▶ [LISTED RECORDS]

-- -- --

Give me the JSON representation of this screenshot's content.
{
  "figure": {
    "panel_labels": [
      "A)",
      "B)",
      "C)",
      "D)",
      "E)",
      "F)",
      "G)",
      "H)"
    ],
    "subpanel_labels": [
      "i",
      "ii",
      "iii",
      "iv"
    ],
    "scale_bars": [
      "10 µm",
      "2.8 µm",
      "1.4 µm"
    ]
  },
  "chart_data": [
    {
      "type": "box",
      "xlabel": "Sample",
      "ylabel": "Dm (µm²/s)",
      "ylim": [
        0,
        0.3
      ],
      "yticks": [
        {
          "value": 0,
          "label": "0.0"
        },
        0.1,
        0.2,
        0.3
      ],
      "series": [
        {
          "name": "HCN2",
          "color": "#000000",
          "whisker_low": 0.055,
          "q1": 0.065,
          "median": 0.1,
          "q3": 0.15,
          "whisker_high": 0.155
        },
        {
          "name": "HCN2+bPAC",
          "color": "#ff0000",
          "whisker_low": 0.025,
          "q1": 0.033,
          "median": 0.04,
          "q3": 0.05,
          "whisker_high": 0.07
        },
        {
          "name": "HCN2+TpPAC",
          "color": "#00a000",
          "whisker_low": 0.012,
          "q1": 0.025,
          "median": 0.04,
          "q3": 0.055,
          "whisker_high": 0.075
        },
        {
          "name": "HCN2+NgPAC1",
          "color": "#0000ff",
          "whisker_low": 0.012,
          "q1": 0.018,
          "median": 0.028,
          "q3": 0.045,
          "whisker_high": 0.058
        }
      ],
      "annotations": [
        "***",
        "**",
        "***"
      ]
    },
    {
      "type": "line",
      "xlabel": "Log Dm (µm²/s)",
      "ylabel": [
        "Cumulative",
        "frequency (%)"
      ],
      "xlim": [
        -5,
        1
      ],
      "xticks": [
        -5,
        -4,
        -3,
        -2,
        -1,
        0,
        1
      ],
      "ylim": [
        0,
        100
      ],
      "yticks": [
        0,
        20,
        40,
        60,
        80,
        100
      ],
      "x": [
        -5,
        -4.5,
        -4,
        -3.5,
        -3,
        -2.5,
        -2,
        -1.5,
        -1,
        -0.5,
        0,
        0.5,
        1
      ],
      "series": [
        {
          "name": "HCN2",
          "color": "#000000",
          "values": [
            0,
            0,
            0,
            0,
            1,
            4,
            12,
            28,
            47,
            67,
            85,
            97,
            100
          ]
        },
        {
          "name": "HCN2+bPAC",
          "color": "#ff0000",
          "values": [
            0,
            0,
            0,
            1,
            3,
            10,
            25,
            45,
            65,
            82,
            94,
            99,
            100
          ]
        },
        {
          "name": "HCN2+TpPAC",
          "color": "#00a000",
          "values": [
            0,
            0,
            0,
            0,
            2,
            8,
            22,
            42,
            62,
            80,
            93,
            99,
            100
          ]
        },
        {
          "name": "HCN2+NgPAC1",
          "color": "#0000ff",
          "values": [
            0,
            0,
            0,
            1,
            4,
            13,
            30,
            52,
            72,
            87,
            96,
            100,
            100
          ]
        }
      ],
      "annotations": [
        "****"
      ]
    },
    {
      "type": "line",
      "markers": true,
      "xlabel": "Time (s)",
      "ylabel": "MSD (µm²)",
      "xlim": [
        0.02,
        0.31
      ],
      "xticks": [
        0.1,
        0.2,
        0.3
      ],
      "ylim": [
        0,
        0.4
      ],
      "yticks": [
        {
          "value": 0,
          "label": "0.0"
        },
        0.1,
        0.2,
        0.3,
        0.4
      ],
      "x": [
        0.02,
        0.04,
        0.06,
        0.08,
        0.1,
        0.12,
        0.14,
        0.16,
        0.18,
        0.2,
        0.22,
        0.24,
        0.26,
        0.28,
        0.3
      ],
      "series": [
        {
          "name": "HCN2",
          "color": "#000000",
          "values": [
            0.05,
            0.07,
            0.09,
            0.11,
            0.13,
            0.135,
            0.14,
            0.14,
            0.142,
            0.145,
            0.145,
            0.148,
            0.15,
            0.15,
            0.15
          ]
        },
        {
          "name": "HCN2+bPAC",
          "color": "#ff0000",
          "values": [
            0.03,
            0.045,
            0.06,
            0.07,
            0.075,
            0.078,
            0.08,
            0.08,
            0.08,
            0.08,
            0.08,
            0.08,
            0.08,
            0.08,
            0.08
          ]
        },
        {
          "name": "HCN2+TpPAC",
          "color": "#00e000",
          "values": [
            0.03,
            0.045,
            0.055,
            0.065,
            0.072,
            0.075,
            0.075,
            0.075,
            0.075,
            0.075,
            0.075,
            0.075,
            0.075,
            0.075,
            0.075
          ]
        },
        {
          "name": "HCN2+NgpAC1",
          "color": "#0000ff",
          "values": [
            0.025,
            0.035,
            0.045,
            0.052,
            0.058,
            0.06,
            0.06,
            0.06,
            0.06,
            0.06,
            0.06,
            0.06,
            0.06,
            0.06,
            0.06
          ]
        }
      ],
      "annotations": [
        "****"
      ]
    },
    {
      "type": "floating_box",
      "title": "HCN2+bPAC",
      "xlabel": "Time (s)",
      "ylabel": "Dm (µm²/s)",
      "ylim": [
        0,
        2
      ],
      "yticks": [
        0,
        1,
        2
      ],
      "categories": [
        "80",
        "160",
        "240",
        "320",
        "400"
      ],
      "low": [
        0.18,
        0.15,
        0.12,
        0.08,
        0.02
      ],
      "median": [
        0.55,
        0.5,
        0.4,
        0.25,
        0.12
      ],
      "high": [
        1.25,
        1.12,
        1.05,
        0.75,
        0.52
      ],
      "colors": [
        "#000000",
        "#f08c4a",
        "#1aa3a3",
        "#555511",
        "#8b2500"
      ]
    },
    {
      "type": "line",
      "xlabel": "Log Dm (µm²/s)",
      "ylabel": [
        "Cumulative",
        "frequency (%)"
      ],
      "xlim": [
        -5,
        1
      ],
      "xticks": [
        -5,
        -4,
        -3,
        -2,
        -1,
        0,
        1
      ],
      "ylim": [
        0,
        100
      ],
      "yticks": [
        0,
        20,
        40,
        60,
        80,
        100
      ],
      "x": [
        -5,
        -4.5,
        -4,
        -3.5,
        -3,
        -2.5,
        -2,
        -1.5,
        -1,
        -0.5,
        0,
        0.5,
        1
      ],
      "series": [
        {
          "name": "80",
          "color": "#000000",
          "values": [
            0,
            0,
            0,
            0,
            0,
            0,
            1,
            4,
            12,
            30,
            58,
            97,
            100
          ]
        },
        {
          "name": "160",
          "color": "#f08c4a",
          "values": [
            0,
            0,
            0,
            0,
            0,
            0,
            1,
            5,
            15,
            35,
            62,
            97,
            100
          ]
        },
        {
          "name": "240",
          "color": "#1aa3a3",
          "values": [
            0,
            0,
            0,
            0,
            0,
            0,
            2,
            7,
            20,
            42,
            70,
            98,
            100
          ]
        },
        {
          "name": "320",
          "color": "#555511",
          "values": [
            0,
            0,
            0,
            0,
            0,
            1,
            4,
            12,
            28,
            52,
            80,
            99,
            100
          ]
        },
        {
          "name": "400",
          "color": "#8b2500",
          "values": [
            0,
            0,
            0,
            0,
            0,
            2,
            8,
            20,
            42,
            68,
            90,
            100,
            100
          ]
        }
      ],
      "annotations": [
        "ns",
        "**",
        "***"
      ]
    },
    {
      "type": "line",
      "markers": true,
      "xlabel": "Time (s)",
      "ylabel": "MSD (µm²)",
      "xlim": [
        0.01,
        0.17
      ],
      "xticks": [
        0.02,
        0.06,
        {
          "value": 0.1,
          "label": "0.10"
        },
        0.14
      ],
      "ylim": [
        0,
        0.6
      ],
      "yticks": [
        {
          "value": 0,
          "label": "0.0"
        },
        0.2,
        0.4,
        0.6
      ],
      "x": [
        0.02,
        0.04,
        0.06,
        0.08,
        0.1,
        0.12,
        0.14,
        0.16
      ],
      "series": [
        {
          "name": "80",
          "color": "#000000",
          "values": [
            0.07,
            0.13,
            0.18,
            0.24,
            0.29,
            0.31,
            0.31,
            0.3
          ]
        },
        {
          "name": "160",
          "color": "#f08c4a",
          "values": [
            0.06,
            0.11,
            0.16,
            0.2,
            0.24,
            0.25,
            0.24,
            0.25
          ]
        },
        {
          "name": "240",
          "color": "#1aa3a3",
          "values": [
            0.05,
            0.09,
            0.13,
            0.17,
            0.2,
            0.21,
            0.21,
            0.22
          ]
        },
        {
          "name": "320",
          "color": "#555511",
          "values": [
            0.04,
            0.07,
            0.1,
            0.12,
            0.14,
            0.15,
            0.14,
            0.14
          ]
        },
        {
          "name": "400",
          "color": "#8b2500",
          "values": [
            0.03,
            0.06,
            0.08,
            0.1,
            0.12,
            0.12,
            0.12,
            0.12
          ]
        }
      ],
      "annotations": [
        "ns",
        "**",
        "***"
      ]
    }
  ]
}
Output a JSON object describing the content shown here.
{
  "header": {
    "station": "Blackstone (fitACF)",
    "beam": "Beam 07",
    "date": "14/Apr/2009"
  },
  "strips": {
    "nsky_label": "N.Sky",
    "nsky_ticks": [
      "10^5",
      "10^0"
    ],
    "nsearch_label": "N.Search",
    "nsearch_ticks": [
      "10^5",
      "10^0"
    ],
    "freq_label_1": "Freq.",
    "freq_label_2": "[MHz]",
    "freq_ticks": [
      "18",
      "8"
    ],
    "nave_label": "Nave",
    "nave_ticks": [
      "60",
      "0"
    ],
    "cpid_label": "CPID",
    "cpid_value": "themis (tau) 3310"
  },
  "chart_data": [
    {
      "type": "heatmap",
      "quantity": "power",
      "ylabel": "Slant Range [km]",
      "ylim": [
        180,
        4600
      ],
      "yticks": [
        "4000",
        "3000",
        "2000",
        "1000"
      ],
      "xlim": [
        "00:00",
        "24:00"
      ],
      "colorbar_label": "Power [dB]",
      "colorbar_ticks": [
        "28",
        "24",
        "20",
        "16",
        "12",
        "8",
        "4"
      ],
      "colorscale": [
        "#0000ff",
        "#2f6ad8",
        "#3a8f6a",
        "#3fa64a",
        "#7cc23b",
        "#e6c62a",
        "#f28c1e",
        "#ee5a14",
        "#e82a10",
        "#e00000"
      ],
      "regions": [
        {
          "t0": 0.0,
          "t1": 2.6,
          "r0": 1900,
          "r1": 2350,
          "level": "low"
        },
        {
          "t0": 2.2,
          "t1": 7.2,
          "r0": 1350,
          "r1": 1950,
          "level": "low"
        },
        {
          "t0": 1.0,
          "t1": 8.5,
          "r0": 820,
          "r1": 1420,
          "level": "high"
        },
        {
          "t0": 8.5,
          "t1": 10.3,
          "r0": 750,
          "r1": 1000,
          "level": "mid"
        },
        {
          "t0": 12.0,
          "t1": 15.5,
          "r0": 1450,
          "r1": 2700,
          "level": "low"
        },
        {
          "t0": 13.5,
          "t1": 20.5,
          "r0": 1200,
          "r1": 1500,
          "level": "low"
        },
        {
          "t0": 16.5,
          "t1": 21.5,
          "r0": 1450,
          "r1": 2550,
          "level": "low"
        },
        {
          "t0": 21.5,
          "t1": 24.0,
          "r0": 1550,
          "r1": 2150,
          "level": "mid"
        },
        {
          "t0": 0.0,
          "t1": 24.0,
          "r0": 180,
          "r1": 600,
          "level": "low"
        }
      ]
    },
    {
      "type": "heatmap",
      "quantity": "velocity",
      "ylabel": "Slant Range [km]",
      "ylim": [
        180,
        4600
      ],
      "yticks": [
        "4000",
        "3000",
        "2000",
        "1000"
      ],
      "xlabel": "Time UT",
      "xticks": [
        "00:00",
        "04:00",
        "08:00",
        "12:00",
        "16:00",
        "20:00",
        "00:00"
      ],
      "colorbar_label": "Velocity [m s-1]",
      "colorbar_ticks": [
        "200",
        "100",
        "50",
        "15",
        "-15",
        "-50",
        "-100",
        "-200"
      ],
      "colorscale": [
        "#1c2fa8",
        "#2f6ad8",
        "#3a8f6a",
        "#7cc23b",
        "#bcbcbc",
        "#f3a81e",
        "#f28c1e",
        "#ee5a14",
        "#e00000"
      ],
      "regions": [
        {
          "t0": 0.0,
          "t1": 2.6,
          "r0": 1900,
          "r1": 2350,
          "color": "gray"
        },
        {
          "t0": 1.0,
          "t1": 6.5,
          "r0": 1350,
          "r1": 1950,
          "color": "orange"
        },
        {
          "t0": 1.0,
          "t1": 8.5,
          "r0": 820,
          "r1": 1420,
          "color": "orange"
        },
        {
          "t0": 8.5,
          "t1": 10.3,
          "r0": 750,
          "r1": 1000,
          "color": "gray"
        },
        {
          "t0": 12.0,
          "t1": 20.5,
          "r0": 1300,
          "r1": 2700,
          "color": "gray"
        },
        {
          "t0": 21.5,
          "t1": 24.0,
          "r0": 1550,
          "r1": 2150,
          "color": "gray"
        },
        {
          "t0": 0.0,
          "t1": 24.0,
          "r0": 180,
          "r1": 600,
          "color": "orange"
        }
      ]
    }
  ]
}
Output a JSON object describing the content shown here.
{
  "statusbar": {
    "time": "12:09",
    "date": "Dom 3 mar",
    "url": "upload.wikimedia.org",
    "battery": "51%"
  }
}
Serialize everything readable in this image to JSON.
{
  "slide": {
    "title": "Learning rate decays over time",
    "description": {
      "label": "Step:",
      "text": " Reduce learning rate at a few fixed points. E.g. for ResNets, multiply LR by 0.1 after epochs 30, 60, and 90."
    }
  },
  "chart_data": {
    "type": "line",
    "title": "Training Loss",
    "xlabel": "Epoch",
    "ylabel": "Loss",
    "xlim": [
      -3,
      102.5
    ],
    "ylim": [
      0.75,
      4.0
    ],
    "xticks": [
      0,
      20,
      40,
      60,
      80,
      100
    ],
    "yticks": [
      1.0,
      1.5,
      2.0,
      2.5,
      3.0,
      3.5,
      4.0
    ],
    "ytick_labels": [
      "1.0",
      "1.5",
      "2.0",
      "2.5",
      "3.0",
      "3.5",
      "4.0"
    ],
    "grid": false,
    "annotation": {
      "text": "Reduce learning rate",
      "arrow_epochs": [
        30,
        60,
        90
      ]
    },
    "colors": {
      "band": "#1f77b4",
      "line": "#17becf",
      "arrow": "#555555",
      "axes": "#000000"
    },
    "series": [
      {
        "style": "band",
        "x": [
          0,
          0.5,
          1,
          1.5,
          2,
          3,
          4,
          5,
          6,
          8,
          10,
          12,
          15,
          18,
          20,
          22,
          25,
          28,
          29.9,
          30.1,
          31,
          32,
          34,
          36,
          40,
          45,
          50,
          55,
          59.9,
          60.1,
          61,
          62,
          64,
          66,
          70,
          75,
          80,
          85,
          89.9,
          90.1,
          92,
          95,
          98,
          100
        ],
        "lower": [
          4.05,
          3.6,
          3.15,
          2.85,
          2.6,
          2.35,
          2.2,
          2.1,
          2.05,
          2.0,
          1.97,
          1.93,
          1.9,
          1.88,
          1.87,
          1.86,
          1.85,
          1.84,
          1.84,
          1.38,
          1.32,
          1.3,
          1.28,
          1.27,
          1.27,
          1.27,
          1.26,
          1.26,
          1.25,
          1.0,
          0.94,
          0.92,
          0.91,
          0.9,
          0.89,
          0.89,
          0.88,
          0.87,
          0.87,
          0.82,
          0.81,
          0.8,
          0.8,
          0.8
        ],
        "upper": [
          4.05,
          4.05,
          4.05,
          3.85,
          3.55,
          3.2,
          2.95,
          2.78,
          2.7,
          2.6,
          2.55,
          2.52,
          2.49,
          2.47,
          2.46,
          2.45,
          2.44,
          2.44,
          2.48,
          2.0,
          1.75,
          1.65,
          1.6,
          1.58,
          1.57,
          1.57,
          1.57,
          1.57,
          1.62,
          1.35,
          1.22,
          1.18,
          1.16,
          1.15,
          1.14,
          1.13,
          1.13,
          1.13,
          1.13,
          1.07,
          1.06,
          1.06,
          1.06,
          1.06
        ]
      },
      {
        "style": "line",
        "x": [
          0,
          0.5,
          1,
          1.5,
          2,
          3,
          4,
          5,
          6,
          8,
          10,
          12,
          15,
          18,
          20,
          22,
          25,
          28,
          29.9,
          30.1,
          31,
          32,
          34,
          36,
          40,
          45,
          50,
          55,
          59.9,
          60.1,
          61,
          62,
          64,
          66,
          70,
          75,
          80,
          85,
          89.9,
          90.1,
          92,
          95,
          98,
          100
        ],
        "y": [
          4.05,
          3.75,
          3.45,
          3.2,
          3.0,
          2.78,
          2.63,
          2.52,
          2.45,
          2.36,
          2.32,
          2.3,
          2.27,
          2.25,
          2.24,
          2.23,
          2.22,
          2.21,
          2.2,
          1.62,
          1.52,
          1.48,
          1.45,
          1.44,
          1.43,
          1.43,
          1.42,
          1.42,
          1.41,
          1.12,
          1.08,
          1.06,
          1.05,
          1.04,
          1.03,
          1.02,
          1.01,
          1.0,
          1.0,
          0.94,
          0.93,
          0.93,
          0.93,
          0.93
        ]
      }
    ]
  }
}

-- -- --

▶ [CHALLENGE] In the records above, how many lines hold the string "JSON"? Reply with only the number.

▶ [THE RESULT] 4